_Problem description_: Format every line of the items below as a numbered list, skipping blank lines and leaving the pictures out of your answer.

_Dataset rows_:
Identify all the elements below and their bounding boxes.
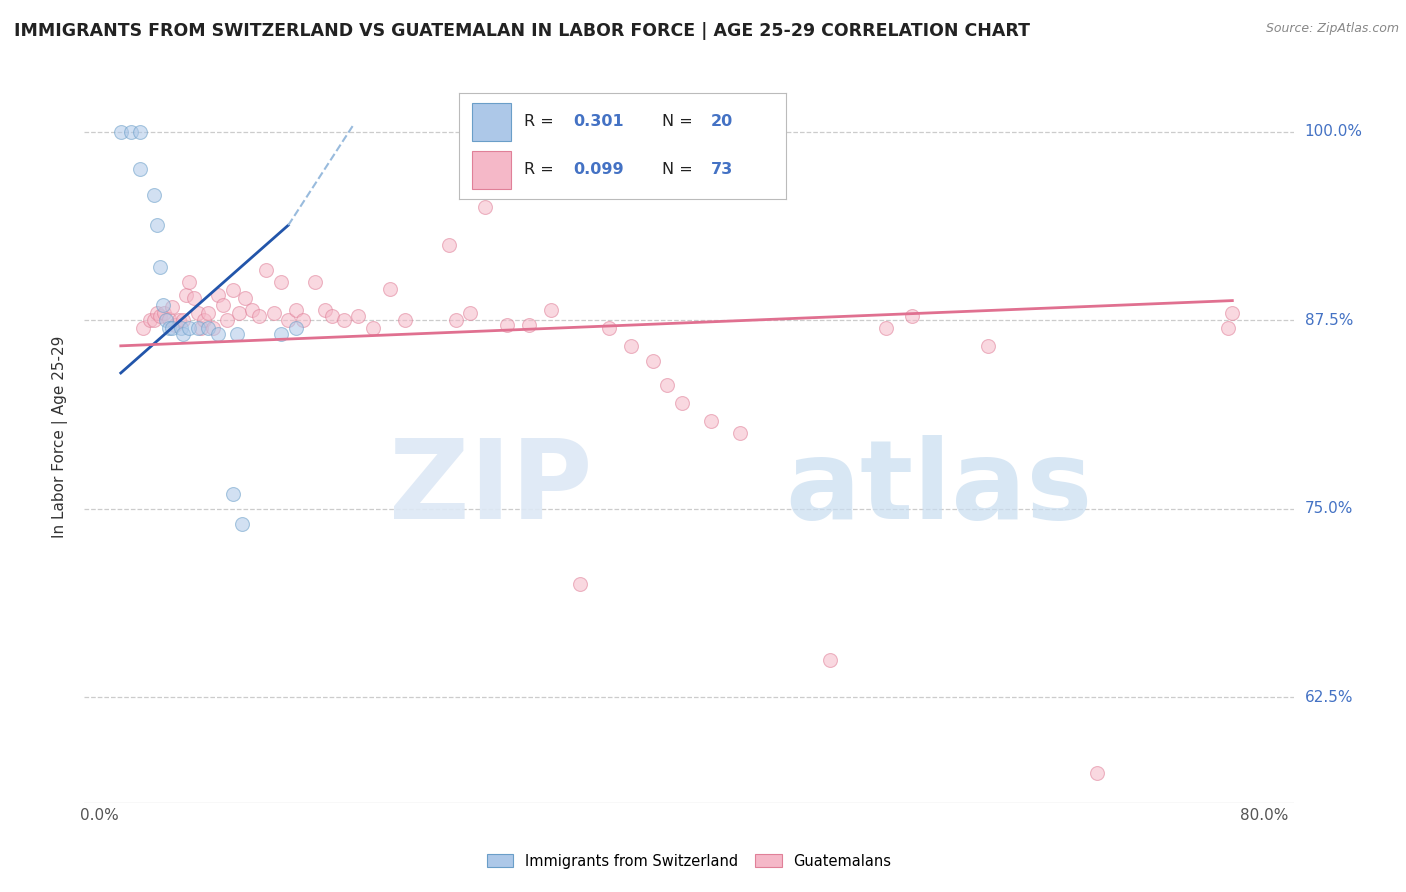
Text: 62.5%: 62.5% — [1305, 690, 1353, 705]
Point — [183, 291, 205, 305]
Point — [190, 320, 212, 334]
Point — [444, 313, 467, 327]
Point — [540, 302, 562, 317]
Point — [394, 313, 416, 327]
Point — [160, 320, 183, 334]
Point — [304, 276, 326, 290]
Point — [207, 287, 229, 301]
Point — [179, 276, 201, 290]
Point — [149, 309, 172, 323]
Point — [1085, 765, 1108, 780]
Point — [620, 339, 643, 353]
Point — [901, 309, 924, 323]
Point — [155, 313, 177, 327]
Point — [176, 287, 198, 301]
Point — [228, 306, 250, 320]
Point — [153, 306, 176, 320]
Point — [700, 414, 723, 428]
Text: 75.0%: 75.0% — [1305, 501, 1353, 516]
Legend: Immigrants from Switzerland, Guatemalans: Immigrants from Switzerland, Guatemalans — [486, 854, 891, 869]
Point — [263, 306, 285, 320]
Point — [655, 378, 678, 392]
Point — [231, 516, 253, 531]
Point — [187, 306, 209, 320]
Point — [143, 313, 166, 327]
Point — [314, 302, 336, 317]
Point — [163, 318, 186, 332]
Point — [197, 306, 219, 320]
Text: 87.5%: 87.5% — [1305, 313, 1353, 327]
Point — [256, 263, 278, 277]
Point — [380, 281, 402, 295]
Point — [207, 326, 229, 341]
Point — [474, 200, 496, 214]
Y-axis label: In Labor Force | Age 25-29: In Labor Force | Age 25-29 — [52, 336, 69, 538]
Point — [1220, 306, 1243, 320]
Point — [201, 320, 224, 334]
Point — [222, 283, 245, 297]
Point — [169, 320, 191, 334]
Point — [332, 313, 354, 327]
Point — [157, 320, 180, 334]
Point — [247, 309, 270, 323]
Text: Source: ZipAtlas.com: Source: ZipAtlas.com — [1265, 22, 1399, 36]
Point — [187, 320, 209, 334]
Point — [347, 309, 370, 323]
Point — [270, 326, 292, 341]
Text: 100.0%: 100.0% — [1305, 124, 1362, 139]
Point — [139, 313, 162, 327]
Point — [728, 426, 751, 441]
Point — [820, 652, 842, 666]
Point — [146, 218, 169, 232]
Point — [222, 486, 245, 500]
Point — [568, 577, 591, 591]
Point — [120, 125, 142, 139]
Point — [152, 298, 174, 312]
Point — [284, 302, 307, 317]
Point — [641, 354, 664, 368]
Point — [361, 320, 384, 334]
Point — [437, 237, 460, 252]
Point — [270, 276, 292, 290]
Point — [976, 339, 998, 353]
Point — [160, 300, 183, 314]
Point — [217, 313, 239, 327]
Text: atlas: atlas — [786, 434, 1092, 541]
Point — [226, 326, 249, 341]
Point — [131, 320, 153, 334]
Point — [172, 313, 194, 327]
Point — [233, 291, 256, 305]
Point — [495, 318, 517, 332]
Point — [146, 306, 169, 320]
Point — [193, 313, 215, 327]
Point — [1216, 320, 1239, 334]
Point — [179, 320, 201, 334]
Point — [321, 309, 343, 323]
Point — [284, 320, 307, 334]
Point — [172, 326, 194, 341]
Point — [240, 302, 263, 317]
Point — [875, 320, 897, 334]
Point — [128, 125, 150, 139]
Point — [110, 125, 132, 139]
Point — [671, 396, 693, 410]
Text: IMMIGRANTS FROM SWITZERLAND VS GUATEMALAN IN LABOR FORCE | AGE 25-29 CORRELATION: IMMIGRANTS FROM SWITZERLAND VS GUATEMALA… — [14, 22, 1031, 40]
Point — [517, 318, 540, 332]
Point — [128, 162, 150, 177]
Point — [149, 260, 172, 275]
Point — [157, 311, 180, 326]
Point — [598, 320, 620, 334]
Point — [167, 313, 190, 327]
Point — [211, 298, 233, 312]
Point — [291, 313, 314, 327]
Point — [277, 313, 299, 327]
Point — [143, 188, 166, 202]
Text: ZIP: ZIP — [389, 434, 592, 541]
Point — [197, 320, 219, 334]
Point — [460, 306, 482, 320]
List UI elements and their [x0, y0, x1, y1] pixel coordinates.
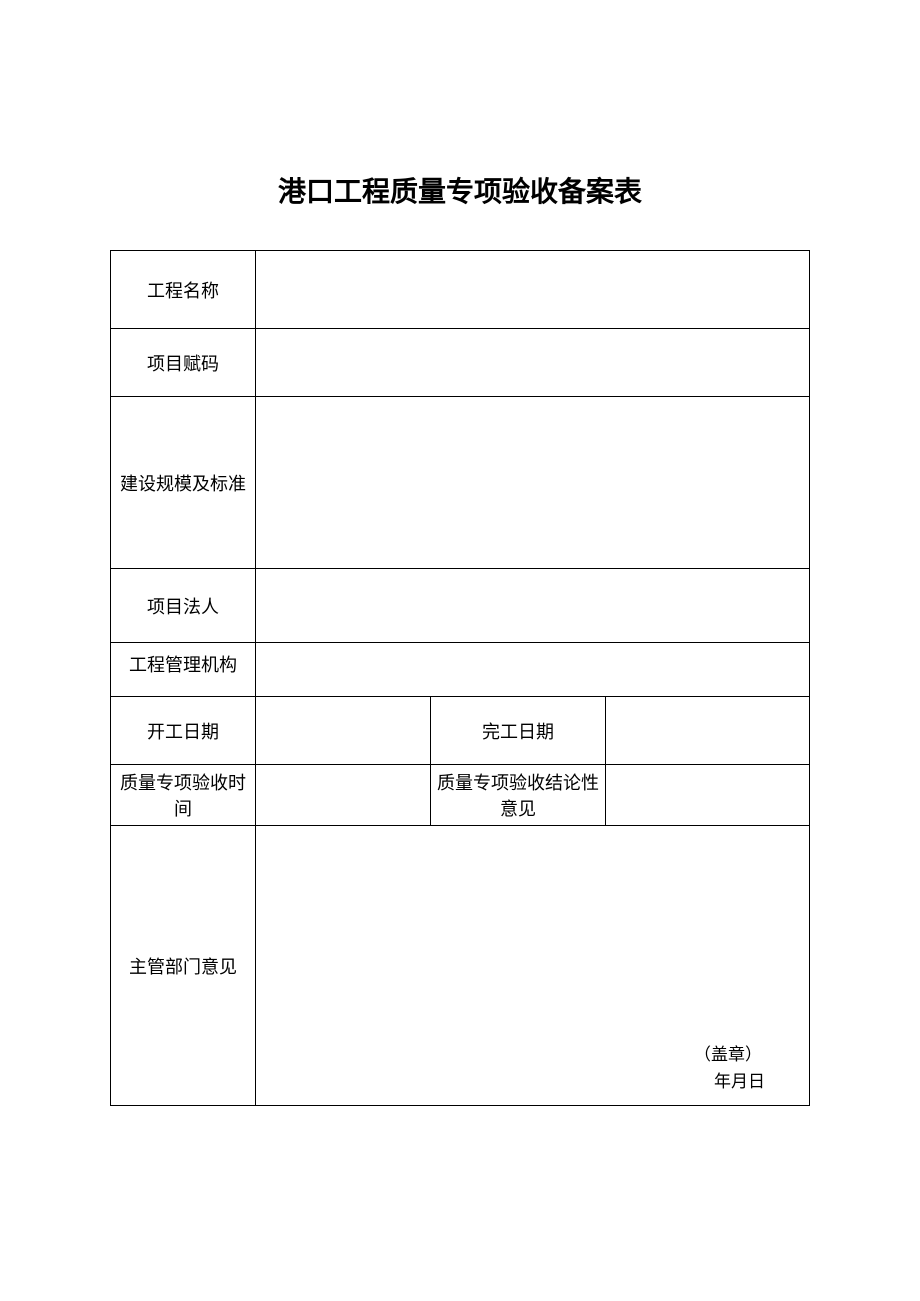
label-dept-opinion: 主管部门意见 — [111, 826, 256, 1106]
row-scale-standard: 建设规模及标准 — [111, 397, 810, 569]
row-legal-person: 项目法人 — [111, 569, 810, 643]
value-completion-date — [606, 697, 810, 765]
value-start-date — [256, 697, 431, 765]
value-dept-opinion: （盖章） 年月日 — [256, 826, 810, 1106]
label-scale-standard: 建设规模及标准 — [111, 397, 256, 569]
row-project-name: 工程名称 — [111, 251, 810, 329]
value-project-code — [256, 329, 810, 397]
value-inspection-time — [256, 765, 431, 826]
label-start-date: 开工日期 — [111, 697, 256, 765]
row-dept-opinion: 主管部门意见 （盖章） 年月日 — [111, 826, 810, 1106]
page-container: 港口工程质量专项验收备案表 工程名称 项目赋码 建设规模及标准 项目法人 工程管… — [0, 0, 920, 1106]
row-mgmt-org: 工程管理机构 — [111, 643, 810, 697]
row-dates: 开工日期 完工日期 — [111, 697, 810, 765]
row-project-code: 项目赋码 — [111, 329, 810, 397]
label-project-code: 项目赋码 — [111, 329, 256, 397]
date-suffix: 年月日 — [694, 1068, 765, 1095]
value-mgmt-org — [256, 643, 810, 697]
label-inspection-conclusion: 质量专项验收结论性意见 — [431, 765, 606, 826]
stamp-label: （盖章） — [694, 1041, 765, 1068]
form-table: 工程名称 项目赋码 建设规模及标准 项目法人 工程管理机构 开工日期 完工日期 … — [110, 250, 810, 1106]
stamp-area: （盖章） 年月日 — [694, 1041, 765, 1095]
label-legal-person: 项目法人 — [111, 569, 256, 643]
label-completion-date: 完工日期 — [431, 697, 606, 765]
form-title: 港口工程质量专项验收备案表 — [110, 170, 810, 210]
label-inspection-time: 质量专项验收时间 — [111, 765, 256, 826]
value-project-name — [256, 251, 810, 329]
opinion-content-area: （盖章） 年月日 — [260, 830, 805, 1101]
label-project-name: 工程名称 — [111, 251, 256, 329]
value-legal-person — [256, 569, 810, 643]
label-mgmt-org: 工程管理机构 — [111, 643, 256, 697]
value-inspection-conclusion — [606, 765, 810, 826]
row-inspection: 质量专项验收时间 质量专项验收结论性意见 — [111, 765, 810, 826]
value-scale-standard — [256, 397, 810, 569]
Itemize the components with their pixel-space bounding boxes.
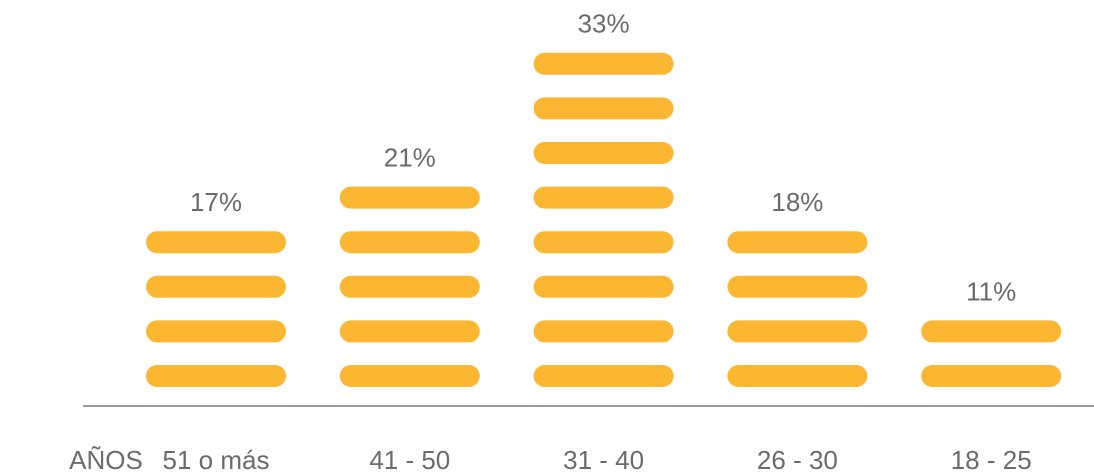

_Written reply_:
1. Identify all the elements below and their bounding boxes.
2. Text: 62.5%: 62.5% — [1305, 690, 1353, 705]
3. Point — [183, 291, 205, 305]
4. Point — [190, 320, 212, 334]
5. Point — [444, 313, 467, 327]
6. Point — [540, 302, 562, 317]
7. Point — [394, 313, 416, 327]
8. Point — [160, 320, 183, 334]
9. Point — [304, 276, 326, 290]
10. Point — [207, 287, 229, 301]
11. Point — [179, 276, 201, 290]
12. Point — [149, 309, 172, 323]
13. Point — [1085, 765, 1108, 780]
14. Point — [620, 339, 643, 353]
15. Point — [901, 309, 924, 323]
16. Point — [155, 313, 177, 327]
17. Point — [176, 287, 198, 301]
18. Point — [228, 306, 250, 320]
19. Point — [153, 306, 176, 320]
20. Point — [700, 414, 723, 428]
21. Text: 75.0%: 75.0% — [1305, 501, 1353, 516]
22. Legend: Immigrants from Switzerland, Guatemalans: Immigrants from Switzerland, Guatemalans — [486, 854, 891, 869]
23. Point — [263, 306, 285, 320]
24. Point — [655, 378, 678, 392]
25. Point — [231, 516, 253, 531]
26. Point — [187, 306, 209, 320]
27. Point — [143, 313, 166, 327]
28. Point — [314, 302, 336, 317]
29. Point — [163, 318, 186, 332]
30. Point — [197, 306, 219, 320]
31. Text: 87.5%: 87.5% — [1305, 313, 1353, 327]
32. Point — [256, 263, 278, 277]
33. Point — [380, 281, 402, 295]
34. Point — [207, 326, 229, 341]
35. Point — [474, 200, 496, 214]
36. Y-axis label: In Labor Force | Age 25-29: In Labor Force | Age 25-29 — [52, 336, 69, 538]
37. Point — [1220, 306, 1243, 320]
38. Point — [201, 320, 224, 334]
39. Point — [222, 283, 245, 297]
40. Point — [169, 320, 191, 334]
41. Point — [332, 313, 354, 327]
42. Point — [157, 320, 180, 334]
43. Point — [247, 309, 270, 323]
44. Text: Source: ZipAtlas.com: Source: ZipAtlas.com — [1265, 22, 1399, 36]
45. Point — [187, 320, 209, 334]
46. Point — [347, 309, 370, 323]
47. Point — [270, 326, 292, 341]
48. Text: 100.0%: 100.0% — [1305, 124, 1362, 139]
49. Point — [139, 313, 162, 327]
50. Point — [728, 426, 751, 441]
51. Point — [820, 652, 842, 666]
52. Point — [146, 218, 169, 232]
53. Point — [222, 486, 245, 500]
54. Point — [568, 577, 591, 591]
55. Point — [120, 125, 142, 139]
56. Point — [152, 298, 174, 312]
57. Point — [284, 302, 307, 317]
58. Point — [641, 354, 664, 368]
59. Point — [361, 320, 384, 334]
60. Point — [437, 237, 460, 252]
61. Point — [270, 276, 292, 290]
62. Point — [976, 339, 998, 353]
63. Point — [160, 300, 183, 314]
64. Point — [217, 313, 239, 327]
65. Text: atlas: atlas — [786, 434, 1092, 541]
66. Point — [226, 326, 249, 341]
67. Point — [131, 320, 153, 334]
68. Point — [172, 313, 194, 327]
69. Point — [233, 291, 256, 305]
70. Point — [495, 318, 517, 332]
71. Point — [146, 306, 169, 320]
72. Point — [193, 313, 215, 327]
73. Point — [1216, 320, 1239, 334]
74. Point — [179, 320, 201, 334]
75. Point — [321, 309, 343, 323]
76. Point — [284, 320, 307, 334]
77. Point — [172, 326, 194, 341]
78. Point — [240, 302, 263, 317]
79. Point — [875, 320, 897, 334]
80. Point — [128, 125, 150, 139]
81. Point — [110, 125, 132, 139]
82. Point — [671, 396, 693, 410]
83. Text: IMMIGRANTS FROM SWITZERLAND VS GUATEMALAN IN LABOR FORCE | AGE 25-29 CORRELATION: IMMIGRANTS FROM SWITZERLAND VS GUATEMALA… — [14, 22, 1031, 40]
84. Point — [517, 318, 540, 332]
85. Point — [128, 162, 150, 177]
86. Point — [149, 260, 172, 275]
87. Point — [157, 311, 180, 326]
88. Point — [598, 320, 620, 334]
89. Point — [167, 313, 190, 327]
90. Point — [211, 298, 233, 312]
91. Point — [291, 313, 314, 327]
92. Point — [277, 313, 299, 327]
93. Point — [143, 188, 166, 202]
94. Text: ZIP: ZIP — [389, 434, 592, 541]
95. Point — [197, 320, 219, 334]
96. Point — [460, 306, 482, 320]
97. List UI elements and their [x0, y0, x1, y1] pixel coordinates.
98. label-dept-opinion: 主管部门意见 — [111, 826, 256, 1106]
99. row-scale-standard: 建设规模及标准 — [111, 397, 810, 569]
100. row-legal-person: 项目法人 — [111, 569, 810, 643]
101. value-completion-date — [606, 697, 810, 765]
102. value-start-date — [256, 697, 431, 765]
103. value-dept-opinion: （盖章） 年月日 — [256, 826, 810, 1106]
104. label-scale-standard: 建设规模及标准 — [111, 397, 256, 569]
105. row-project-name: 工程名称 — [111, 251, 810, 329]
106. value-project-code — [256, 329, 810, 397]
107. value-inspection-time — [256, 765, 431, 826]
108. label-start-date: 开工日期 — [111, 697, 256, 765]
109. row-dept-opinion: 主管部门意见 （盖章） 年月日 — [111, 826, 810, 1106]
110. page-container: 港口工程质量专项验收备案表 工程名称 项目赋码 建设规模及标准 项目法人 工程管… — [0, 0, 920, 1106]
111. row-mgmt-org: 工程管理机构 — [111, 643, 810, 697]
112. row-dates: 开工日期 完工日期 — [111, 697, 810, 765]
113. row-project-code: 项目赋码 — [111, 329, 810, 397]
114. label-project-code: 项目赋码 — [111, 329, 256, 397]
115. date-suffix: 年月日 — [694, 1068, 765, 1095]
116. value-mgmt-org — [256, 643, 810, 697]
117. label-inspection-conclusion: 质量专项验收结论性意见 — [431, 765, 606, 826]
118. stamp-label: （盖章） — [694, 1041, 765, 1068]
119. form-table: 工程名称 项目赋码 建设规模及标准 项目法人 工程管理机构 开工日期 完工日期 … — [110, 250, 810, 1106]
120. stamp-area: （盖章） 年月日 — [694, 1041, 765, 1095]
121. label-legal-person: 项目法人 — [111, 569, 256, 643]
122. label-completion-date: 完工日期 — [431, 697, 606, 765]
123. form-title: 港口工程质量专项验收备案表 — [110, 170, 810, 210]
124. label-inspection-time: 质量专项验收时间 — [111, 765, 256, 826]
125. value-project-name — [256, 251, 810, 329]
126. opinion-content-area: （盖章） 年月日 — [260, 830, 805, 1101]
127. label-project-name: 工程名称 — [111, 251, 256, 329]
128. value-legal-person — [256, 569, 810, 643]
129. label-mgmt-org: 工程管理机构 — [111, 643, 256, 697]
130. value-inspection-conclusion — [606, 765, 810, 826]
131. row-inspection: 质量专项验收时间 质量专项验收结论性意见 — [111, 765, 810, 826]
132. value-scale-standard — [256, 397, 810, 569]
133. Itemize the components with their pixel-space bounding boxes.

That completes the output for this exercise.